TEXTO PARA ANALIZAR:
Posteriormente, Eugene O’Neill escribió dos tragedias basadas en su propia peripecia familiar, tituladas Long day’s journey into the night (Largo viaje de un día hacia la noche, estrenada en 1956 y galardonada con el premio Pulitzer en 1957) y Una luna para el bastardo (producida en 1957). Otras obras suyas no mencionadas en parágrafos anteriores son Anna Christie (de 1921, premiada con el Pulitzer en 1922), Lázaro reía (1926), Marco Millions (1928) y Dinamo (1929).

Entre las novedosas técnicas teatrales introducidas por Eugene O’Neill en la escena contemporánea, resulta obligado destacar una serie de recursos de amplio alcance simbólico que le permitieron reforzar sus ideas religiosas, culturales y filosóficas, así como acentuar sobre las tablas la hondura psicológica de sus personajes. Entre estas innovaciones, cabe recordar el ya citado uso de máscaras (que le servía para reflejar los diversos matices de la personalidad de sus personajes) y el también mencionado recurso al monólogo interior (que, expresado en forma de «apartes», permitía a los personajes recitar en voz alta sus pensamientos, al estilo de las antiguas tragedias griegas); en esta misma línea de recuperación de algunos elementos básicos del teatro helénico, O’Neill introdujo también en algunas de sus mejores piezas la voz de un coro que iba repasando y comentando la acción de la obra. Otra novedad aportada por el dramaturgo neoyorquino fue el empleo de unos sones de tam-tam que iban indicando el progresivo aumento de la tensión dramática.

La ausencia de una genuina tradición teatral estadounidense obligó a O’Neill a partir de una herencia dramática universal en la que se daban cita, en fecunda promiscuidad, los postulados estéticos naturalistas de Strindberg e Ibsen (sustentados en el legado científico de Darwin), los mitos griegos y bíblicos, y la tradición literaria del teatro inglés isabelino. Con estereotipos tan diversos y complejos, su amplia formación cultural y su asombrosa capacidad para la creación escénica pudieron amasar una concepción dramática nueva que intentó reflejar la grandeza mítica de la América contemporánea, y explicar el derrumbamiento de su potencialidad heroica a la luz de las enseñanzas psicoanalíticas de Sigmund Freud y de las propuestas filosóficas de Friedrich Nietzsche.

En lo que respecta a la construcción psicológica de sus personajes, en la mayor parte de sus obras Eugene O’Neill presenta a unos seres débiles, indefensos y atribulados que, ante su inminente autodestrucción, intentan buscar los motivos externos de su infelicidad, al tiempo que se castigan y humillan por su conciencia culpable y pecaminosa. Todos ellos configuran una visión global pesimista del ser humano, contemplado como una víctima de circunstancias externas que, desprovista de sus antiguos recursos de consuelo (la fe religiosa, la creencia en el destino o el libre albedrío, etc.), no halla otra causa de su desgracia que su propia y desamparada debilidad.

ACTIVIDAD:
Copia literalmente, por favor, el fragmento del texto sobre el teatro de Eugene O’Neill que se abre con las palabras «Posteriormente, Eugene O’Neill» y se cierra con «y Dinamo (1929).».

SECCIÓN DE DATOS:
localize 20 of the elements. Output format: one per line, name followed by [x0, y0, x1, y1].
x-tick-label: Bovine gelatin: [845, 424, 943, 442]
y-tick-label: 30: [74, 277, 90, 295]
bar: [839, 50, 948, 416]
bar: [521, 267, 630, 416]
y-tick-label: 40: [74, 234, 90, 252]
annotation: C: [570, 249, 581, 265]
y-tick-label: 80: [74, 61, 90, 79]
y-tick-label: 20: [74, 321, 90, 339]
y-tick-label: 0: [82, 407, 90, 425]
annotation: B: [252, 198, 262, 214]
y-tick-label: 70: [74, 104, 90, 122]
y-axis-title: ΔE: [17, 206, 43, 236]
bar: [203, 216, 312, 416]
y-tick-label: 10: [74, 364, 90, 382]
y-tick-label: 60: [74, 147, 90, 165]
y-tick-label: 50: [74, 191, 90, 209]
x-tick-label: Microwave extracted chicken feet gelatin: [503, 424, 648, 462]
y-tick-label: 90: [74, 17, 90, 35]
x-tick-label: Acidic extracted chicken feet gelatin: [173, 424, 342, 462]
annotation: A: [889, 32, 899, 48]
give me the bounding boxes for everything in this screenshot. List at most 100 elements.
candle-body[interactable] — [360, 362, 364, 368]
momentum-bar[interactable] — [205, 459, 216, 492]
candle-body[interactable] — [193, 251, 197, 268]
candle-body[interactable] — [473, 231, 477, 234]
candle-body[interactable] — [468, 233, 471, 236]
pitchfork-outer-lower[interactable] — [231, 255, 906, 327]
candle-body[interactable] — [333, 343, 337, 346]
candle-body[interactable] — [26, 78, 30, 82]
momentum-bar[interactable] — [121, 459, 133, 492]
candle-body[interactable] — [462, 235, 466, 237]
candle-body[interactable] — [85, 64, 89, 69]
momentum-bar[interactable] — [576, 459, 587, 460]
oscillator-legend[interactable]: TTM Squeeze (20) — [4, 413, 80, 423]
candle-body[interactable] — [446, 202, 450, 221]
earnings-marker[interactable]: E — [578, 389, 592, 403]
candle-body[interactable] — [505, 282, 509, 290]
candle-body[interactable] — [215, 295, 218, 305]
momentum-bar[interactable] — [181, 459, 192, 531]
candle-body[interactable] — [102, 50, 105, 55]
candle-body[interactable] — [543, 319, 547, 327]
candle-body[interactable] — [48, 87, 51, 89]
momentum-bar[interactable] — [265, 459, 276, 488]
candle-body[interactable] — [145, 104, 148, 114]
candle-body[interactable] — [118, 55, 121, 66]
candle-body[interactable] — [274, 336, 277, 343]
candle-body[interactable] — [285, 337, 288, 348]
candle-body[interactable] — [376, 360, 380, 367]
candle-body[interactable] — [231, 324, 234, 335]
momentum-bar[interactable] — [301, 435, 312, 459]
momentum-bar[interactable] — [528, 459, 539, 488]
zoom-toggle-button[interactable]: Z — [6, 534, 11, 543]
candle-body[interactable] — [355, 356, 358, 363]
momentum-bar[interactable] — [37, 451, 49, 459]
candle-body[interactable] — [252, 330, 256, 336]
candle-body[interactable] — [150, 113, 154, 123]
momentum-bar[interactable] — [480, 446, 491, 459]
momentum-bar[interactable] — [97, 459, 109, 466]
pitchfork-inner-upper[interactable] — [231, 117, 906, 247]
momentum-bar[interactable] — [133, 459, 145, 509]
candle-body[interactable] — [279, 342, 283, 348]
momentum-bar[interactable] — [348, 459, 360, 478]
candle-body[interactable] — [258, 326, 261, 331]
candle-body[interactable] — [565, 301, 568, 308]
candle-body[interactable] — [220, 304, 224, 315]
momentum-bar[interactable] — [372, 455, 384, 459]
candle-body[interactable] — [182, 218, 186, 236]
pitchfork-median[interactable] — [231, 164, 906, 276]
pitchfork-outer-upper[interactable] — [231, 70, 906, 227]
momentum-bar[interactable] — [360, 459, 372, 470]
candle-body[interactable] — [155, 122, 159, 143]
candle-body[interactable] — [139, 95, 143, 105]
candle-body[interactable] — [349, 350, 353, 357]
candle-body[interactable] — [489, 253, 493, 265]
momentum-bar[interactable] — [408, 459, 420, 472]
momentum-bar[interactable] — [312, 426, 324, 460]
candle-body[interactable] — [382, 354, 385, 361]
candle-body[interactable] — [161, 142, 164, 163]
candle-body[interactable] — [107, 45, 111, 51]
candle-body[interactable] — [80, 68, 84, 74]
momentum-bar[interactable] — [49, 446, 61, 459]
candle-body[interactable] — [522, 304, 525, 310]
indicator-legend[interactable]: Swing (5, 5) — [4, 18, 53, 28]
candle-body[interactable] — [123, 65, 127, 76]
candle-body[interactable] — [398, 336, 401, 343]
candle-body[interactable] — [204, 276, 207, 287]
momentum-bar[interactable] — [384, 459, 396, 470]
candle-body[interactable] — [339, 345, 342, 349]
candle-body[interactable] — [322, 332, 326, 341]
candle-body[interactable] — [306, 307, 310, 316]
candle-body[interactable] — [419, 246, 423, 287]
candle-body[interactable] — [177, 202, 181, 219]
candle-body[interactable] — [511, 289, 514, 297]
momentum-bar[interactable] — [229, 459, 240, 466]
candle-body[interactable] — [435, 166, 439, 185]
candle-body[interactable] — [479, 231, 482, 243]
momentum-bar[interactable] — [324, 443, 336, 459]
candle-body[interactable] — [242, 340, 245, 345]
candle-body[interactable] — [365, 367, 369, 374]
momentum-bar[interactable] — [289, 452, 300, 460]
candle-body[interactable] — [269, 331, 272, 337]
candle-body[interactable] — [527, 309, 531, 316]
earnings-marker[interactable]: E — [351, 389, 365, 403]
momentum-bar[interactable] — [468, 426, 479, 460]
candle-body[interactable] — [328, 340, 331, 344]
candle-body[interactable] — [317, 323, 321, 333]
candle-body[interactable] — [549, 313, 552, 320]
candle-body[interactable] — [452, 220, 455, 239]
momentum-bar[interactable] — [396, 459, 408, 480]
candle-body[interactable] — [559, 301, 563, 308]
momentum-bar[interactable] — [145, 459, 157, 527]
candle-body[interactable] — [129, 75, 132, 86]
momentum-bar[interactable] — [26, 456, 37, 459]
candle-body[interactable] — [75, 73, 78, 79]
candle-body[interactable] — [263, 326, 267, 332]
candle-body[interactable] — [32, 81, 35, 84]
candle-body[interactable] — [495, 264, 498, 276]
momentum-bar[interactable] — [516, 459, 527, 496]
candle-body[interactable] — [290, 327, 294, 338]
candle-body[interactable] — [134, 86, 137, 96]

EJERCICIO RESUELTO:
Posteriormente, Eugene O’Neill escribió dos tragedias basadas en su propia peripecia familiar, tituladas Long day’s journey into the night (Largo viaje de un día hacia la noche, estrenada en 1956 y galardonada con el premio Pulitzer en 1957) y Una luna para el bastardo (producida en 1957). Otras obras suyas no mencionadas en parágrafos anteriores son Anna Christie (de 1921, premiada con el Pulitzer en 1922), Lázaro reía (1926), Marco Millions (1928) y Dinamo (1929).